» EXERCISE
Copy each line holding the string "JSON".

# # #

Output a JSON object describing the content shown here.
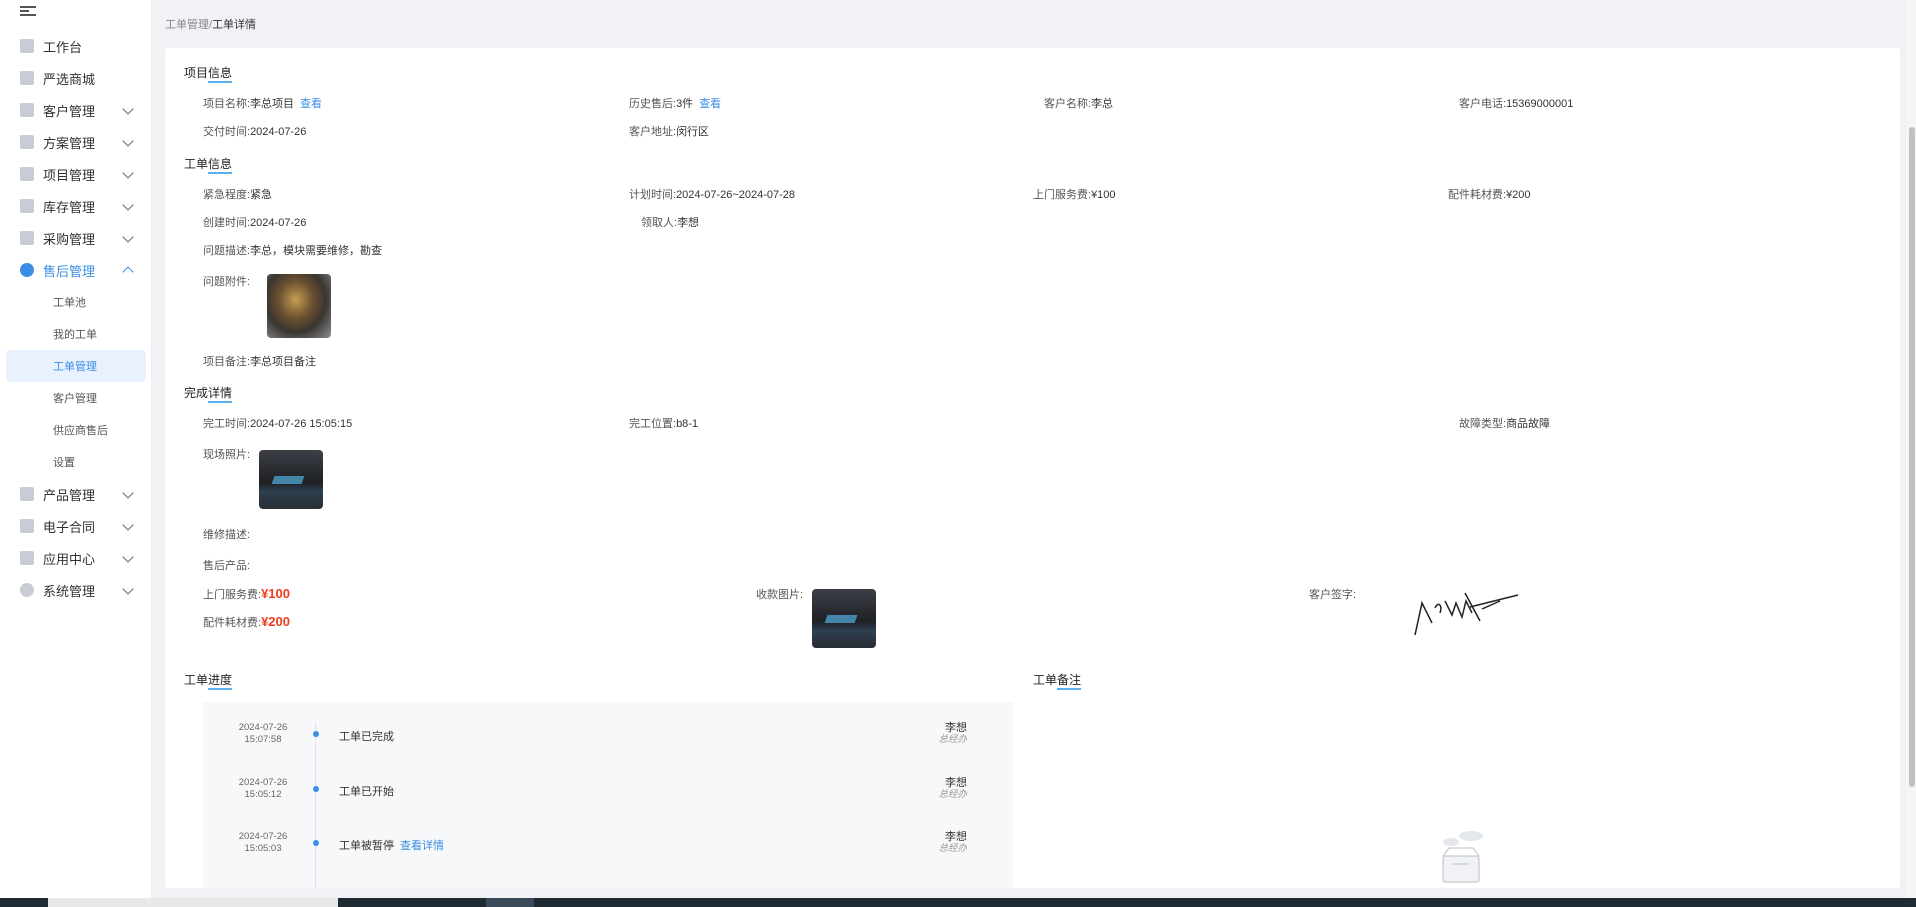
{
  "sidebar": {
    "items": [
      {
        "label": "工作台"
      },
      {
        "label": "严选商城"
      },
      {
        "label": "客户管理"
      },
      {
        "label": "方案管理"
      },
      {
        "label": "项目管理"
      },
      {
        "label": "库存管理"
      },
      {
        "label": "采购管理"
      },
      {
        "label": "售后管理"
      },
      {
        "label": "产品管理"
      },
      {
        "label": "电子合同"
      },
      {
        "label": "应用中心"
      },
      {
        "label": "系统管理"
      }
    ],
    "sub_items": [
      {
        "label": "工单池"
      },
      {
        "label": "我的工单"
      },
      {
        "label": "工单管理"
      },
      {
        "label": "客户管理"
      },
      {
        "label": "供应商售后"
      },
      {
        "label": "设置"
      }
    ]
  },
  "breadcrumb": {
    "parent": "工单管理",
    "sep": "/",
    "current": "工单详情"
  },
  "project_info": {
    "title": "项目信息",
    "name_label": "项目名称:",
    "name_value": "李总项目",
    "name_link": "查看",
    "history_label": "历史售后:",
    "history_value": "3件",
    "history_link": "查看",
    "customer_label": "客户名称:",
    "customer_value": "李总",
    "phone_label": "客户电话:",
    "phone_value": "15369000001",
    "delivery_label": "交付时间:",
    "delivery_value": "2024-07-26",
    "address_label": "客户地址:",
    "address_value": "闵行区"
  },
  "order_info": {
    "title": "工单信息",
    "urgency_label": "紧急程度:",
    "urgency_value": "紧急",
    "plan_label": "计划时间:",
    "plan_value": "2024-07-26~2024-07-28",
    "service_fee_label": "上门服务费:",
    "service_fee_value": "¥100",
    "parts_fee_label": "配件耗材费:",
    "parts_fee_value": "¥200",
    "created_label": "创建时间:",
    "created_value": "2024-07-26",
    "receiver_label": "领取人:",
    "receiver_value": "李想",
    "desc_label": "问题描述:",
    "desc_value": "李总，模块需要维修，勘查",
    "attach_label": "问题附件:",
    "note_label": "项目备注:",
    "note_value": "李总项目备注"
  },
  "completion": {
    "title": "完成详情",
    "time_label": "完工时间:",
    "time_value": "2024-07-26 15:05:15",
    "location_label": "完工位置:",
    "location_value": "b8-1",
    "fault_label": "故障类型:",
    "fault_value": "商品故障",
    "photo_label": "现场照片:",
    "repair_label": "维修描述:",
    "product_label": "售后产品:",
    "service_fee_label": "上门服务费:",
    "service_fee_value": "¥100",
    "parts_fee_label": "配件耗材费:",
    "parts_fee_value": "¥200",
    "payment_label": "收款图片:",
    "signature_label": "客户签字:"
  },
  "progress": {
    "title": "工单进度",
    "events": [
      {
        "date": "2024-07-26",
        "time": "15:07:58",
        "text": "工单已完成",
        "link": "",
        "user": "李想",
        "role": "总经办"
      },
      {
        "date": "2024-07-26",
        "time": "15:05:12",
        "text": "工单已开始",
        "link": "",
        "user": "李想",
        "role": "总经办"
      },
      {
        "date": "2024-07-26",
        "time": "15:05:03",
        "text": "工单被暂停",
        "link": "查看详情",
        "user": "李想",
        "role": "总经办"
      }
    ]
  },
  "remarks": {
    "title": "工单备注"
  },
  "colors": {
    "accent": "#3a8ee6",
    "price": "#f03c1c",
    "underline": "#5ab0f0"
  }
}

# # #

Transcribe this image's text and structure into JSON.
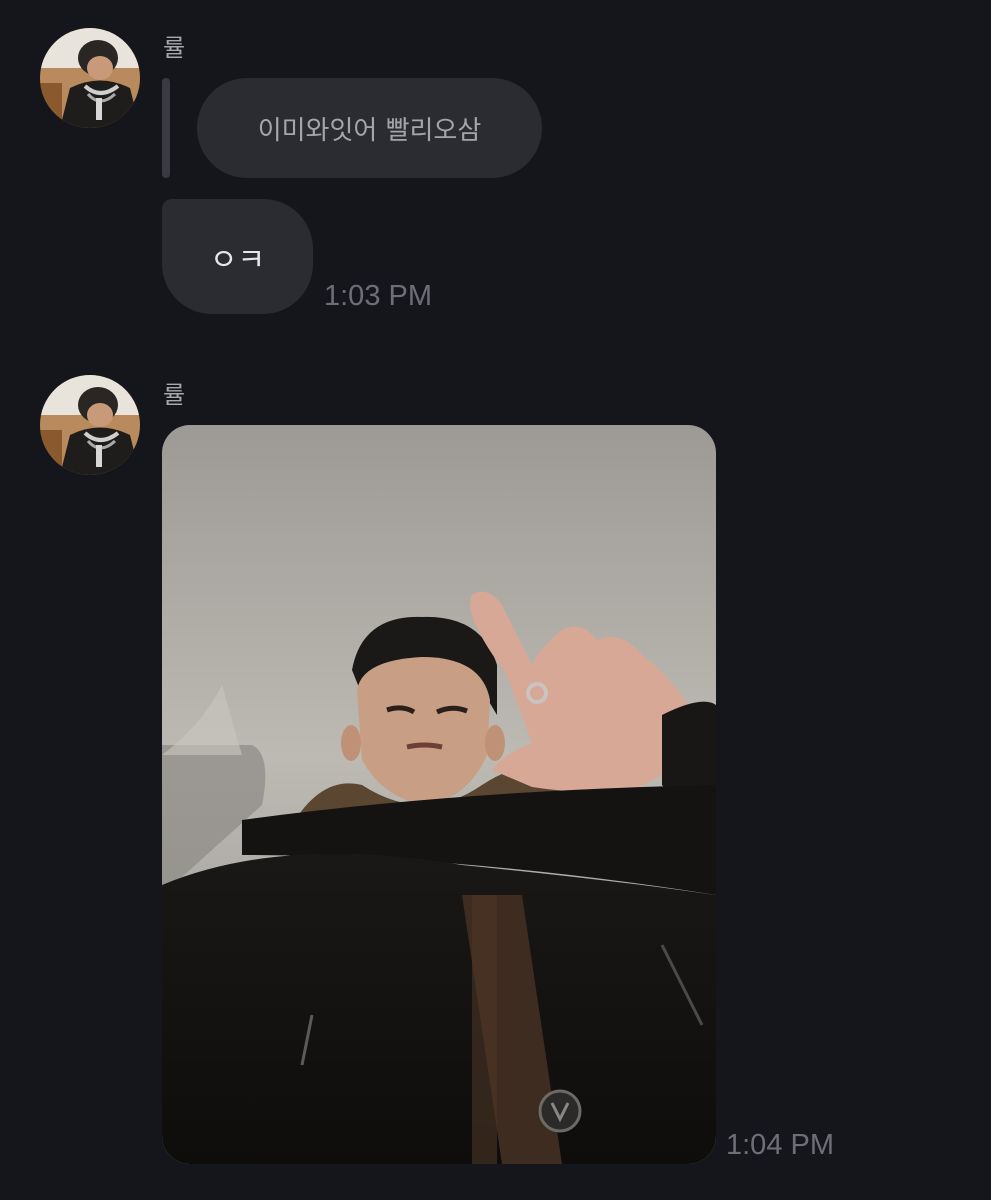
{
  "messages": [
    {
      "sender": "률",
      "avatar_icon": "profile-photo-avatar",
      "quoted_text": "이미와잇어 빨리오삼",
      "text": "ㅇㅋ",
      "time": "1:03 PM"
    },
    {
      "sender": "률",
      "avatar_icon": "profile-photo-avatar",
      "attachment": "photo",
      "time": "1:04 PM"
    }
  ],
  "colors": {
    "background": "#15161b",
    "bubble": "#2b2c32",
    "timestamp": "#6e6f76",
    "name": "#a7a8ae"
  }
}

# # #

» ANSWER TO THE EXERCISE
Output a JSON object describing the content shown here.
Transcribe this image's text and structure into JSON.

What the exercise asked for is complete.